[begin Stored records]
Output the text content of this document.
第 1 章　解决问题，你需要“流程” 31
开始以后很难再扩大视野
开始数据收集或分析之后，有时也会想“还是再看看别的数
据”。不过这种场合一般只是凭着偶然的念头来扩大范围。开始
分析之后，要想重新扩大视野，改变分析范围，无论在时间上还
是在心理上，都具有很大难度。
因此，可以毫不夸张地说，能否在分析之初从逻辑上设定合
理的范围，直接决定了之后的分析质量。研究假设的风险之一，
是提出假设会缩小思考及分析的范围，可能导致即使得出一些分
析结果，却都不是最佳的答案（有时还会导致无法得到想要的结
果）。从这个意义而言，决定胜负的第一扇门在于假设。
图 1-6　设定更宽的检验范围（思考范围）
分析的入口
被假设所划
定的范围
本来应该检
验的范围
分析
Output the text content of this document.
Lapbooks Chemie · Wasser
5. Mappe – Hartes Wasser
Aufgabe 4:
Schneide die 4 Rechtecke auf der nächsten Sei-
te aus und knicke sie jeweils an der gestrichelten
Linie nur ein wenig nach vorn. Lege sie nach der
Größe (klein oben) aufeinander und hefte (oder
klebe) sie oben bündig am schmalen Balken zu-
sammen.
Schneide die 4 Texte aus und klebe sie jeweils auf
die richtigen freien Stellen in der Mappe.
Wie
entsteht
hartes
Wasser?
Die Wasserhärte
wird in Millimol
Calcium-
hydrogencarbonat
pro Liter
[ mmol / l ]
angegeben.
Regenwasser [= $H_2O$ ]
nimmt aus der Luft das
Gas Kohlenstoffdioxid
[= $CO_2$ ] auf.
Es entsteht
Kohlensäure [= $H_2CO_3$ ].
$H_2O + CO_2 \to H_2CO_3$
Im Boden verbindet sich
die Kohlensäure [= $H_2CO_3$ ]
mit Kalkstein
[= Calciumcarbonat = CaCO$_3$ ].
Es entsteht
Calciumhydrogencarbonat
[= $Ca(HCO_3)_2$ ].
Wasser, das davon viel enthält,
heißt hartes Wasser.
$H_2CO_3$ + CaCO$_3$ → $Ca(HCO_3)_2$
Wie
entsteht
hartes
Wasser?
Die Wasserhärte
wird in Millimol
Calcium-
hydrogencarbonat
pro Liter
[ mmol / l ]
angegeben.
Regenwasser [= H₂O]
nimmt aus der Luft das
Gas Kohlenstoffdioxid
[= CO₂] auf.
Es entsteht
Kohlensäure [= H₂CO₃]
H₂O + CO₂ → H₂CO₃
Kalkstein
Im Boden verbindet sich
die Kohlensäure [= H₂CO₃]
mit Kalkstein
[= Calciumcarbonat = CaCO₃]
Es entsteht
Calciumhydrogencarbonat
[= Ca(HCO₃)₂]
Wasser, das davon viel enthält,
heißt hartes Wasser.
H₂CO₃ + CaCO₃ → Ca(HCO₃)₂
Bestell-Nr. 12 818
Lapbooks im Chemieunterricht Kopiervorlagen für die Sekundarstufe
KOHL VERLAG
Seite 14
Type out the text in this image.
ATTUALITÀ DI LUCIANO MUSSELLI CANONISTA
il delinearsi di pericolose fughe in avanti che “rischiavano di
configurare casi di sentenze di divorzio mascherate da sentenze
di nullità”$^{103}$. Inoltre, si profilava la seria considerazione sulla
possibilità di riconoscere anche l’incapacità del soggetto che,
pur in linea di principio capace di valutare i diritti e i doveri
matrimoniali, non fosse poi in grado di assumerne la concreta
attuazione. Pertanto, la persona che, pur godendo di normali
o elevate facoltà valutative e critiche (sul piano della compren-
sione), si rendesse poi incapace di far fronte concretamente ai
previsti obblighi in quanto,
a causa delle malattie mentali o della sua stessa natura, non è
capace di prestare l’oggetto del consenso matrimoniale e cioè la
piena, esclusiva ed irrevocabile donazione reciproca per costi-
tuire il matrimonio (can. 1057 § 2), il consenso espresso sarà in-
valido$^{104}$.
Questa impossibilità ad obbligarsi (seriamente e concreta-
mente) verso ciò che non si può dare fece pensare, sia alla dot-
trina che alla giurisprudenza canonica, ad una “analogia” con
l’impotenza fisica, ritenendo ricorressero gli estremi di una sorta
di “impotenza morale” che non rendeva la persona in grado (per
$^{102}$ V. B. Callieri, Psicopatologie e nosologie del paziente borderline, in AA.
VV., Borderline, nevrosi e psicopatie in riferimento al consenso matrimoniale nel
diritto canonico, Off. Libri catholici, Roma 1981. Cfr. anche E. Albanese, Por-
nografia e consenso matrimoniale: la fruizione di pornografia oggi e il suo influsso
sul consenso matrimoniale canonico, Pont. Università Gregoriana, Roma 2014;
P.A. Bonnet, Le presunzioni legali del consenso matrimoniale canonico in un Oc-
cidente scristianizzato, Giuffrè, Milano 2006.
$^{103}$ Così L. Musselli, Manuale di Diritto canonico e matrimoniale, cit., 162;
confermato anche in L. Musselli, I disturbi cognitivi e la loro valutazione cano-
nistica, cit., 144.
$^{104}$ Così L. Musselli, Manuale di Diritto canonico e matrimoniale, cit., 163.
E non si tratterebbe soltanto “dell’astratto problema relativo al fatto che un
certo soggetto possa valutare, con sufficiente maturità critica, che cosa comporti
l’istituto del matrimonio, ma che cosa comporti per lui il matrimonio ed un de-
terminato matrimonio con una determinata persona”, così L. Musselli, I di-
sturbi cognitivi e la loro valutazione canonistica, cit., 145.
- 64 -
[end Stored records]
Written task:
Copy the entries above exactly, leaving none out.

Final result:
Output the text content of this document.
第 1 章　解决问题，你需要“流程” 31
开始以后很难再扩大视野
开始数据收集或分析之后，有时也会想“还是再看看别的数
据”。不过这种场合一般只是凭着偶然的念头来扩大范围。开始
分析之后，要想重新扩大视野，改变分析范围，无论在时间上还
是在心理上，都具有很大难度。
因此，可以毫不夸张地说，能否在分析之初从逻辑上设定合
理的范围，直接决定了之后的分析质量。研究假设的风险之一，
是提出假设会缩小思考及分析的范围，可能导致即使得出一些分
析结果，却都不是最佳的答案（有时还会导致无法得到想要的结
果）。从这个意义而言，决定胜负的第一扇门在于假设。
图 1-6　设定更宽的检验范围（思考范围）
分析的入口
被假设所划
定的范围
本来应该检
验的范围
分析
Output the text content of this document.
Lapbooks Chemie · Wasser
5. Mappe – Hartes Wasser
Aufgabe 4:
Schneide die 4 Rechtecke auf der nächsten Sei-
te aus und knicke sie jeweils an der gestrichelten
Linie nur ein wenig nach vorn. Lege sie nach der
Größe (klein oben) aufeinander und hefte (oder
klebe) sie oben bündig am schmalen Balken zu-
sammen.
Schneide die 4 Texte aus und klebe sie jeweils auf
die richtigen freien Stellen in der Mappe.
Wie
entsteht
hartes
Wasser?
Die Wasserhärte
wird in Millimol
Calcium-
hydrogencarbonat
pro Liter
[ mmol / l ]
angegeben.
Regenwasser [= $H_2O$ ]
nimmt aus der Luft das
Gas Kohlenstoffdioxid
[= $CO_2$ ] auf.
Es entsteht
Kohlensäure [= $H_2CO_3$ ].
$H_2O + CO_2 \to H_2CO_3$
Im Boden verbindet sich
die Kohlensäure [= $H_2CO_3$ ]
mit Kalkstein
[= Calciumcarbonat = CaCO$_3$ ].
Es entsteht
Calciumhydrogencarbonat
[= $Ca(HCO_3)_2$ ].
Wasser, das davon viel enthält,
heißt hartes Wasser.
$H_2CO_3$ + CaCO$_3$ → $Ca(HCO_3)_2$
Wie
entsteht
hartes
Wasser?
Die Wasserhärte
wird in Millimol
Calcium-
hydrogencarbonat
pro Liter
[ mmol / l ]
angegeben.
Regenwasser [= H₂O]
nimmt aus der Luft das
Gas Kohlenstoffdioxid
[= CO₂] auf.
Es entsteht
Kohlensäure [= H₂CO₃]
H₂O + CO₂ → H₂CO₃
Kalkstein
Im Boden verbindet sich
die Kohlensäure [= H₂CO₃]
mit Kalkstein
[= Calciumcarbonat = CaCO₃]
Es entsteht
Calciumhydrogencarbonat
[= Ca(HCO₃)₂]
Wasser, das davon viel enthält,
heißt hartes Wasser.
H₂CO₃ + CaCO₃ → Ca(HCO₃)₂
Bestell-Nr. 12 818
Lapbooks im Chemieunterricht Kopiervorlagen für die Sekundarstufe
KOHL VERLAG
Seite 14
Type out the text in this image.
ATTUALITÀ DI LUCIANO MUSSELLI CANONISTA
il delinearsi di pericolose fughe in avanti che “rischiavano di
configurare casi di sentenze di divorzio mascherate da sentenze
di nullità”$^{103}$. Inoltre, si profilava la seria considerazione sulla
possibilità di riconoscere anche l’incapacità del soggetto che,
pur in linea di principio capace di valutare i diritti e i doveri
matrimoniali, non fosse poi in grado di assumerne la concreta
attuazione. Pertanto, la persona che, pur godendo di normali
o elevate facoltà valutative e critiche (sul piano della compren-
sione), si rendesse poi incapace di far fronte concretamente ai
previsti obblighi in quanto,
a causa delle malattie mentali o della sua stessa natura, non è
capace di prestare l’oggetto del consenso matrimoniale e cioè la
piena, esclusiva ed irrevocabile donazione reciproca per costi-
tuire il matrimonio (can. 1057 § 2), il consenso espresso sarà in-
valido$^{104}$.
Questa impossibilità ad obbligarsi (seriamente e concreta-
mente) verso ciò che non si può dare fece pensare, sia alla dot-
trina che alla giurisprudenza canonica, ad una “analogia” con
l’impotenza fisica, ritenendo ricorressero gli estremi di una sorta
di “impotenza morale” che non rendeva la persona in grado (per
$^{102}$ V. B. Callieri, Psicopatologie e nosologie del paziente borderline, in AA.
VV., Borderline, nevrosi e psicopatie in riferimento al consenso matrimoniale nel
diritto canonico, Off. Libri catholici, Roma 1981. Cfr. anche E. Albanese, Por-
nografia e consenso matrimoniale: la fruizione di pornografia oggi e il suo influsso
sul consenso matrimoniale canonico, Pont. Università Gregoriana, Roma 2014;
P.A. Bonnet, Le presunzioni legali del consenso matrimoniale canonico in un Oc-
cidente scristianizzato, Giuffrè, Milano 2006.
$^{103}$ Così L. Musselli, Manuale di Diritto canonico e matrimoniale, cit., 162;
confermato anche in L. Musselli, I disturbi cognitivi e la loro valutazione cano-
nistica, cit., 144.
$^{104}$ Così L. Musselli, Manuale di Diritto canonico e matrimoniale, cit., 163.
E non si tratterebbe soltanto “dell’astratto problema relativo al fatto che un
certo soggetto possa valutare, con sufficiente maturità critica, che cosa comporti
l’istituto del matrimonio, ma che cosa comporti per lui il matrimonio ed un de-
terminato matrimonio con una determinata persona”, così L. Musselli, I di-
sturbi cognitivi e la loro valutazione canonistica, cit., 145.
- 64 -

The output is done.